GIVEN EXERCISE :: Quote every line below exactly as it reads.

Figure data in JSON:
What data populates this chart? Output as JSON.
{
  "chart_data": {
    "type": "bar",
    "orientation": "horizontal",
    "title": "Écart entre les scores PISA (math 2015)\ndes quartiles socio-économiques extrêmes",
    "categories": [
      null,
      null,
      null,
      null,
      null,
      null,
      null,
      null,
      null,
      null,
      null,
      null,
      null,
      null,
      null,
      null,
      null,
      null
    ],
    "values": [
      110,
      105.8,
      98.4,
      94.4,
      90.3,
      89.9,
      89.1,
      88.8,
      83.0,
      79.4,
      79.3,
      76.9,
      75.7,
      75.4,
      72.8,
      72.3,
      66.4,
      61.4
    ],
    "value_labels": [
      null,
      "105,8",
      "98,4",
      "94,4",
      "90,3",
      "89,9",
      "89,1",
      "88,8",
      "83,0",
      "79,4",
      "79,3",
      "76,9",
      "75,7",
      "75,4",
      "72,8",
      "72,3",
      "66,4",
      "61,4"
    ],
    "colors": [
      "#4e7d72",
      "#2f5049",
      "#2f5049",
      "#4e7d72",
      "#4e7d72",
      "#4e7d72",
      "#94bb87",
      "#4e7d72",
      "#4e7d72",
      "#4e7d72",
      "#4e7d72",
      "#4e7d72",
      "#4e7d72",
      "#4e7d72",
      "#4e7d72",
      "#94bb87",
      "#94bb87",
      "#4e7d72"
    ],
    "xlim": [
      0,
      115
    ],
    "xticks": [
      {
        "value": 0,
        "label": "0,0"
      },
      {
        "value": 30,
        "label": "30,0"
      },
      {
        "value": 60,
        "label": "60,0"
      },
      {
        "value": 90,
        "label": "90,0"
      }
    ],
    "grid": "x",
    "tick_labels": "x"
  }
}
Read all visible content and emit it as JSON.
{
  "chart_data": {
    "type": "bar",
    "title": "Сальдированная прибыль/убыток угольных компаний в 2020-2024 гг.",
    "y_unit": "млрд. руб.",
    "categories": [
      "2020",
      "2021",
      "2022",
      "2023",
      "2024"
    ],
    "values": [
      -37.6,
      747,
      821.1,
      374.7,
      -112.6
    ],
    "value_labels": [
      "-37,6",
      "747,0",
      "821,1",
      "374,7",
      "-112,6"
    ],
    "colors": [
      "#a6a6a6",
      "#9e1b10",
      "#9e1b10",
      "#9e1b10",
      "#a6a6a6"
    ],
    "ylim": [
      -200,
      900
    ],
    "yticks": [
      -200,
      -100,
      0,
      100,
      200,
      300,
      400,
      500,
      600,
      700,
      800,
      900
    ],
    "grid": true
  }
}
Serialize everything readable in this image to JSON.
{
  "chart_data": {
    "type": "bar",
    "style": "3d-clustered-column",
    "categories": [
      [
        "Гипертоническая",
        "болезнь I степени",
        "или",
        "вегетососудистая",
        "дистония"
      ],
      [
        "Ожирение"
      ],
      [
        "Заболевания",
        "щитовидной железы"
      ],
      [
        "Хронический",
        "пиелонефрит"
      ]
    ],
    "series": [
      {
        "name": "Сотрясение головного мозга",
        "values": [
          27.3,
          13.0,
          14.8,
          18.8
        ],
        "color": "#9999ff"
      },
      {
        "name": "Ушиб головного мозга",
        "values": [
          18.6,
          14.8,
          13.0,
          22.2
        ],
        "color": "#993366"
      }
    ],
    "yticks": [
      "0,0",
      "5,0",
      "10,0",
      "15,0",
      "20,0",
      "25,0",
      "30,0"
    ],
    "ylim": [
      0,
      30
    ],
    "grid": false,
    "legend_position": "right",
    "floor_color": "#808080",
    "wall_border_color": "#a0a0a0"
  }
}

RESULT OF THIS TASK ::
What data populates this chart? Output as JSON.
{
  "chart_data": {
    "type": "bar",
    "orientation": "horizontal",
    "title": "Écart entre les scores PISA (math 2015)\ndes quartiles socio-économiques extrêmes",
    "categories": [
      null,
      null,
      null,
      null,
      null,
      null,
      null,
      null,
      null,
      null,
      null,
      null,
      null,
      null,
      null,
      null,
      null,
      null
    ],
    "values": [
      110,
      105.8,
      98.4,
      94.4,
      90.3,
      89.9,
      89.1,
      88.8,
      83.0,
      79.4,
      79.3,
      76.9,
      75.7,
      75.4,
      72.8,
      72.3,
      66.4,
      61.4
    ],
    "value_labels": [
      null,
      "105,8",
      "98,4",
      "94,4",
      "90,3",
      "89,9",
      "89,1",
      "88,8",
      "83,0",
      "79,4",
      "79,3",
      "76,9",
      "75,7",
      "75,4",
      "72,8",
      "72,3",
      "66,4",
      "61,4"
    ],
    "colors": [
      "#4e7d72",
      "#2f5049",
      "#2f5049",
      "#4e7d72",
      "#4e7d72",
      "#4e7d72",
      "#94bb87",
      "#4e7d72",
      "#4e7d72",
      "#4e7d72",
      "#4e7d72",
      "#4e7d72",
      "#4e7d72",
      "#4e7d72",
      "#4e7d72",
      "#94bb87",
      "#94bb87",
      "#4e7d72"
    ],
    "xlim": [
      0,
      115
    ],
    "xticks": [
      {
        "value": 0,
        "label": "0,0"
      },
      {
        "value": 30,
        "label": "30,0"
      },
      {
        "value": 60,
        "label": "60,0"
      },
      {
        "value": 90,
        "label": "90,0"
      }
    ],
    "grid": "x",
    "tick_labels": "x"
  }
}
Read all visible content and emit it as JSON.
{
  "chart_data": {
    "type": "bar",
    "title": "Сальдированная прибыль/убыток угольных компаний в 2020-2024 гг.",
    "y_unit": "млрд. руб.",
    "categories": [
      "2020",
      "2021",
      "2022",
      "2023",
      "2024"
    ],
    "values": [
      -37.6,
      747,
      821.1,
      374.7,
      -112.6
    ],
    "value_labels": [
      "-37,6",
      "747,0",
      "821,1",
      "374,7",
      "-112,6"
    ],
    "colors": [
      "#a6a6a6",
      "#9e1b10",
      "#9e1b10",
      "#9e1b10",
      "#a6a6a6"
    ],
    "ylim": [
      -200,
      900
    ],
    "yticks": [
      -200,
      -100,
      0,
      100,
      200,
      300,
      400,
      500,
      600,
      700,
      800,
      900
    ],
    "grid": true
  }
}
Serialize everything readable in this image to JSON.
{
  "chart_data": {
    "type": "bar",
    "style": "3d-clustered-column",
    "categories": [
      [
        "Гипертоническая",
        "болезнь I степени",
        "или",
        "вегетососудистая",
        "дистония"
      ],
      [
        "Ожирение"
      ],
      [
        "Заболевания",
        "щитовидной железы"
      ],
      [
        "Хронический",
        "пиелонефрит"
      ]
    ],
    "series": [
      {
        "name": "Сотрясение головного мозга",
        "values": [
          27.3,
          13.0,
          14.8,
          18.8
        ],
        "color": "#9999ff"
      },
      {
        "name": "Ушиб головного мозга",
        "values": [
          18.6,
          14.8,
          13.0,
          22.2
        ],
        "color": "#993366"
      }
    ],
    "yticks": [
      "0,0",
      "5,0",
      "10,0",
      "15,0",
      "20,0",
      "25,0",
      "30,0"
    ],
    "ylim": [
      0,
      30
    ],
    "grid": false,
    "legend_position": "right",
    "floor_color": "#808080",
    "wall_border_color": "#a0a0a0"
  }
}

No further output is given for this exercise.